**QUESTIONS**
1. Answer these questions from the article on the Sierra Club's Texas Clean Energy Scorecard, one line each:
(a) How many utilities did the scorecard grade?
(b) Which utility earned the top score, and how many points did it receive?
(c) Through what year does CPS plan to keep generating coal power?
2. Extend the article on the Sierra Club's Texas Clean Energy Scorecard with further paragraphs that pick up after its final sentence.

**SOURCE DOCUMENT**
Sierra Club releases Texas Clean Energy Scorecard

Jordan Smith
By Jordan Smith

The Sierra Club's scorecard found many areas of improvement for Texas utilities.

Just five utilities in Texas got a passing grade in the first edition of the Lone Star State’s Clean Energy Scorecard. The report, released by the Sierra Club, graded 77 investor-owned utilities, rural cooperatives, retail electricity providers and municipally-owned utilities for their efforts to invest in renewable energy and implement energy saving initiatives.

Only Austin Energy (80 points), MP2 Energy (71), Denton Municipal Electric (67), CPS (65), and Oncor Electric (63) scored more than 60 points out of a possible 100.

“The scorecard’s findings show that the majority of Texas utilities are not doing enough and are underperforming,” the Sierra Club stated in a press release. “However, the chapter expects to see improvements in 2020.”

According to the Lone Star chapter’s conservation director, Cyrus Reed, “Some of these same companies have told us they are either in the midst of signing big contracts or they intend to do major clean energy investments in the coming months and years— and we expect that Texas consumers will respond and demand clean energy now.”

The scorecard aims to educate consumers. The Sierra Club hopes that if more Texans become aware of the clean energy programs available, they will choose utilities with the best offers and push others who are currently falling behind to improve.

Top performing utility welcomes results

Responding to the scorecard’s findings, CPS Energy, which provides electricity to over 800,000 customers in San Antonio, pointed to its efforts to use more solar power and respond to customer demand for more renewables.

“Stakeholder input historically has been and continues to be a key component of our commitment to provide energy to our community that is secure, safe, resilient, reliable, environmentally conscious, and affordable,” says Seamus Nelson, corporate communication manager at CPS. “Our Flexible Path sees more increases in renewable energy as technology advances to serve our customers in a reliable and affordable manner.”

The Sierra Club’s scorecard wasn’t all good news for CPS, however. The group criticized the utility for its plan to continue generating coal power through 2060.

**RECORD EXCERPTS**
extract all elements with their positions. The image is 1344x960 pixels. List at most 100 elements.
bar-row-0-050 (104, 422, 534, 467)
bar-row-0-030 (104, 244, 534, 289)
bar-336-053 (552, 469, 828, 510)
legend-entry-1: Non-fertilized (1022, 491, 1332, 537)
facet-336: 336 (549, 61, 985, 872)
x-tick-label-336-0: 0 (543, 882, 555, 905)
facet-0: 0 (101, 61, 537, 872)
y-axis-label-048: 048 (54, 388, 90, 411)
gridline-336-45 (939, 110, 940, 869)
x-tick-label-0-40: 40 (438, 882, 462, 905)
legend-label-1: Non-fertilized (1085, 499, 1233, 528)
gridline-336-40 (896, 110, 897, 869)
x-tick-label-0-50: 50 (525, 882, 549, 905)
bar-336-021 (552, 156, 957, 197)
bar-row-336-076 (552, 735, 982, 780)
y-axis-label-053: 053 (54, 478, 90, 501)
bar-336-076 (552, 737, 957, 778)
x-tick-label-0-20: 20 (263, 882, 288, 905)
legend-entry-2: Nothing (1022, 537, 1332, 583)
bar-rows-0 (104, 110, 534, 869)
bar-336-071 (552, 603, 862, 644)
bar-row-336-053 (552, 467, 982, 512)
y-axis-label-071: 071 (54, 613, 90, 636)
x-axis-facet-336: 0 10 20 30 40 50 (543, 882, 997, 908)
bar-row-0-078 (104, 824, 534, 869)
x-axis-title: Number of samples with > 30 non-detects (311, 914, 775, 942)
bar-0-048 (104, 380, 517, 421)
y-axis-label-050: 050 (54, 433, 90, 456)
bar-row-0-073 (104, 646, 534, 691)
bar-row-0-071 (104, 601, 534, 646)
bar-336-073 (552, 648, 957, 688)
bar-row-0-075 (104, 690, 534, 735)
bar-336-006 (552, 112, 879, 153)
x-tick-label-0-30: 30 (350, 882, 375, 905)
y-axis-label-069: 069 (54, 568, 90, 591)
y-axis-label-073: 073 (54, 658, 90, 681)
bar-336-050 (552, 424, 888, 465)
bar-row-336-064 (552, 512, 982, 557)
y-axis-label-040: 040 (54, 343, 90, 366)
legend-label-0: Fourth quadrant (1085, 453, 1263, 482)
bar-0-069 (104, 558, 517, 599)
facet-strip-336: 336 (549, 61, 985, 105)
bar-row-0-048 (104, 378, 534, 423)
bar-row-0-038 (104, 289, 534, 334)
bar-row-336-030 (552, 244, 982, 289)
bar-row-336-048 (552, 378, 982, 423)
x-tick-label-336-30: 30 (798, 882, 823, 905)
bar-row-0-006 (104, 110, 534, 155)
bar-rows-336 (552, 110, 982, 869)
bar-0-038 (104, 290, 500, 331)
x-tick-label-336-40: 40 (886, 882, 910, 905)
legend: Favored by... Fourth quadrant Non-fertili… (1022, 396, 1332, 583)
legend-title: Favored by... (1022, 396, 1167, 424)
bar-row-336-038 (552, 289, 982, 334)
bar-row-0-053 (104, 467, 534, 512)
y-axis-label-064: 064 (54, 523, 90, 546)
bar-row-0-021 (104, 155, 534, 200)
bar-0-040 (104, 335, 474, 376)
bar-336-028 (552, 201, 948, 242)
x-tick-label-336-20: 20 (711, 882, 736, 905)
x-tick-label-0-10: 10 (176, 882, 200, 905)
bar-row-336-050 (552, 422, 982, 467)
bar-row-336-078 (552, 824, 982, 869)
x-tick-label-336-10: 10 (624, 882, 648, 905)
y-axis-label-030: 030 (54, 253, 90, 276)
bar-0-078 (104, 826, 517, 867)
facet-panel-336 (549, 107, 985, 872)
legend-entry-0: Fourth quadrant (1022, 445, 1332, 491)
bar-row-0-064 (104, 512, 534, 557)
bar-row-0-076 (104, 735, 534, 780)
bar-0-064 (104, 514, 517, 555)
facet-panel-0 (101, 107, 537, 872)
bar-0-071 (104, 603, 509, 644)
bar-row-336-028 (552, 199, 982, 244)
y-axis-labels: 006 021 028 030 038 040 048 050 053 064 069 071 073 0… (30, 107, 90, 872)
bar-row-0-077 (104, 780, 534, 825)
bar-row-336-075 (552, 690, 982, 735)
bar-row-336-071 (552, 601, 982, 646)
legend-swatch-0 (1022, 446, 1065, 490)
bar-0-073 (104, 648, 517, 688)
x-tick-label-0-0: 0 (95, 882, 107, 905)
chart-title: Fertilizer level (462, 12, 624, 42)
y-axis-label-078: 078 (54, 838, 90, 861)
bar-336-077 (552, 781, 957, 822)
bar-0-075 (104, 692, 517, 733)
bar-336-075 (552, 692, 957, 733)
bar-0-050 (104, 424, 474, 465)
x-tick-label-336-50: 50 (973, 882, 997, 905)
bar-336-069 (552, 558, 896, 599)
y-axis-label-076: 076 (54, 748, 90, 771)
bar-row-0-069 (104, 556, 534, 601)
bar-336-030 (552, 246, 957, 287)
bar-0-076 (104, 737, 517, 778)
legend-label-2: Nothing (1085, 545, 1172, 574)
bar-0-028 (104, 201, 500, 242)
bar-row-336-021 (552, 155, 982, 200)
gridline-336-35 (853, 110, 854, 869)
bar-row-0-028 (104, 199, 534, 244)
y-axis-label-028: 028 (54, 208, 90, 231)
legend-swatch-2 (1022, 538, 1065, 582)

**EXPECTED RESULTS**
1.
(a) 77
(b) Austin Energy, with 80 points
(c) 2060

2.
In addition to looking at each utility’s power generation mix, Sierra Club researchers also examined price incentives for energy efficiency, customers’ overall monthly energy use, support for the transition to electric vehicles, and rebates to fund efficient electrical appliances.

Austin Energy’s position at the top of the list is hardly surprising considering the factors in the Sierra Club’s assessment. Austin, TX, has won recognition on several occasions for its clean energy efforts. In July, the American Council for an Energy Efficient Economy ranked Austin among the top 10 cleanest cities in the nation. Austin came in ninth place on the study’s list, making it the only city in Texas to make the top 10.

Explaining why Austin Energy came in first place on the scorecard, the Sierra Club notes, “It has the highest scores because of its energy efficiency programs/rebates as well as its renewable energy commitments and many offerings to customers. The utility has also embraced advanced energy codes and green building programs to lower energy demand.”

Proposals for improvements

The Sierra Club presents several suggestions for utilities to consider if they want to improve their clean energy credentials.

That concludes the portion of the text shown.